### Problem statement:
Repeat the records in full and exactly, omitting pictures.

▶

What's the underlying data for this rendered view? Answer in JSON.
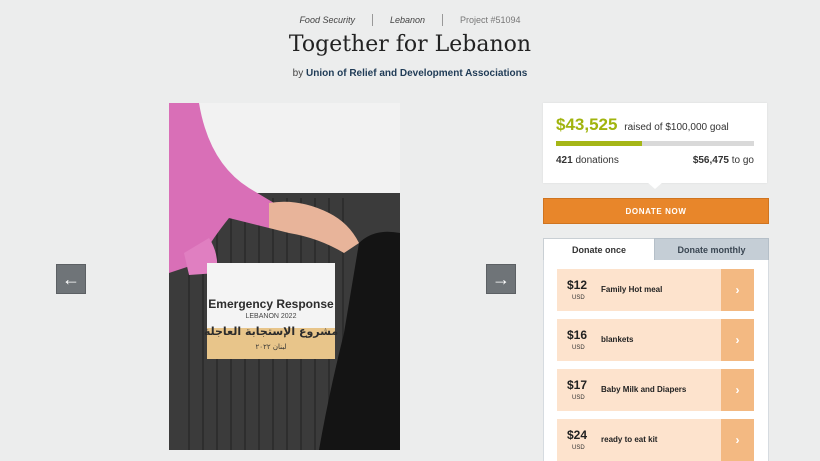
{
  "breadcrumb": {
    "category": "Food Security",
    "location": "Lebanon",
    "project": "Project #51094"
  },
  "title": "Together for Lebanon",
  "byline": {
    "prefix": "by",
    "organization": "Union of Relief and Development Associations"
  },
  "photo": {
    "sign_title": "Emergency Response",
    "sign_subtitle": "LEBANON 2022",
    "sign_arabic": "مشروع الإستجابة العاجلة",
    "sign_arabic_sub": "لبنان ٢٠٢٢"
  },
  "carousel": {
    "prev_icon": "arrow-left-icon",
    "next_icon": "arrow-right-icon",
    "prev_glyph": "←",
    "next_glyph": "→"
  },
  "funding": {
    "raised": "$43,525",
    "goal_text": "raised of $100,000 goal",
    "donations_count": "421",
    "donations_label": "donations",
    "to_go_amount": "$56,475",
    "to_go_label": "to go",
    "progress_fraction": 0.435
  },
  "donate_button": "DONATE NOW",
  "tabs": {
    "once": "Donate once",
    "monthly": "Donate monthly"
  },
  "options": [
    {
      "price": "$12",
      "currency": "USD",
      "label": "Family Hot meal"
    },
    {
      "price": "$16",
      "currency": "USD",
      "label": "blankets"
    },
    {
      "price": "$17",
      "currency": "USD",
      "label": "Baby Milk and Diapers"
    },
    {
      "price": "$24",
      "currency": "USD",
      "label": "ready to eat kit"
    }
  ],
  "option_arrow": "›",
  "colors": {
    "accent_green": "#a1b40e",
    "donate_orange": "#e8862a",
    "option_bg": "#fde3cd",
    "option_arrow_bg": "#f3b982"
  }
}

◀

### Written answer:
What's the underlying data for this rendered view? Answer in JSON.
{
  "breadcrumb": {
    "category": "Food Security",
    "location": "Lebanon",
    "project": "Project #51094"
  },
  "title": "Together for Lebanon",
  "byline": {
    "prefix": "by",
    "organization": "Union of Relief and Development Associations"
  },
  "photo": {
    "sign_title": "Emergency Response",
    "sign_subtitle": "LEBANON 2022",
    "sign_arabic": "مشروع الإستجابة العاجلة",
    "sign_arabic_sub": "لبنان ٢٠٢٢"
  },
  "carousel": {
    "prev_icon": "arrow-left-icon",
    "next_icon": "arrow-right-icon",
    "prev_glyph": "←",
    "next_glyph": "→"
  },
  "funding": {
    "raised": "$43,525",
    "goal_text": "raised of $100,000 goal",
    "donations_count": "421",
    "donations_label": "donations",
    "to_go_amount": "$56,475",
    "to_go_label": "to go",
    "progress_fraction": 0.435
  },
  "donate_button": "DONATE NOW",
  "tabs": {
    "once": "Donate once",
    "monthly": "Donate monthly"
  },
  "options": [
    {
      "price": "$12",
      "currency": "USD",
      "label": "Family Hot meal"
    },
    {
      "price": "$16",
      "currency": "USD",
      "label": "blankets"
    },
    {
      "price": "$17",
      "currency": "USD",
      "label": "Baby Milk and Diapers"
    },
    {
      "price": "$24",
      "currency": "USD",
      "label": "ready to eat kit"
    }
  ],
  "option_arrow": "›",
  "colors": {
    "accent_green": "#a1b40e",
    "donate_orange": "#e8862a",
    "option_bg": "#fde3cd",
    "option_arrow_bg": "#f3b982"
  }
}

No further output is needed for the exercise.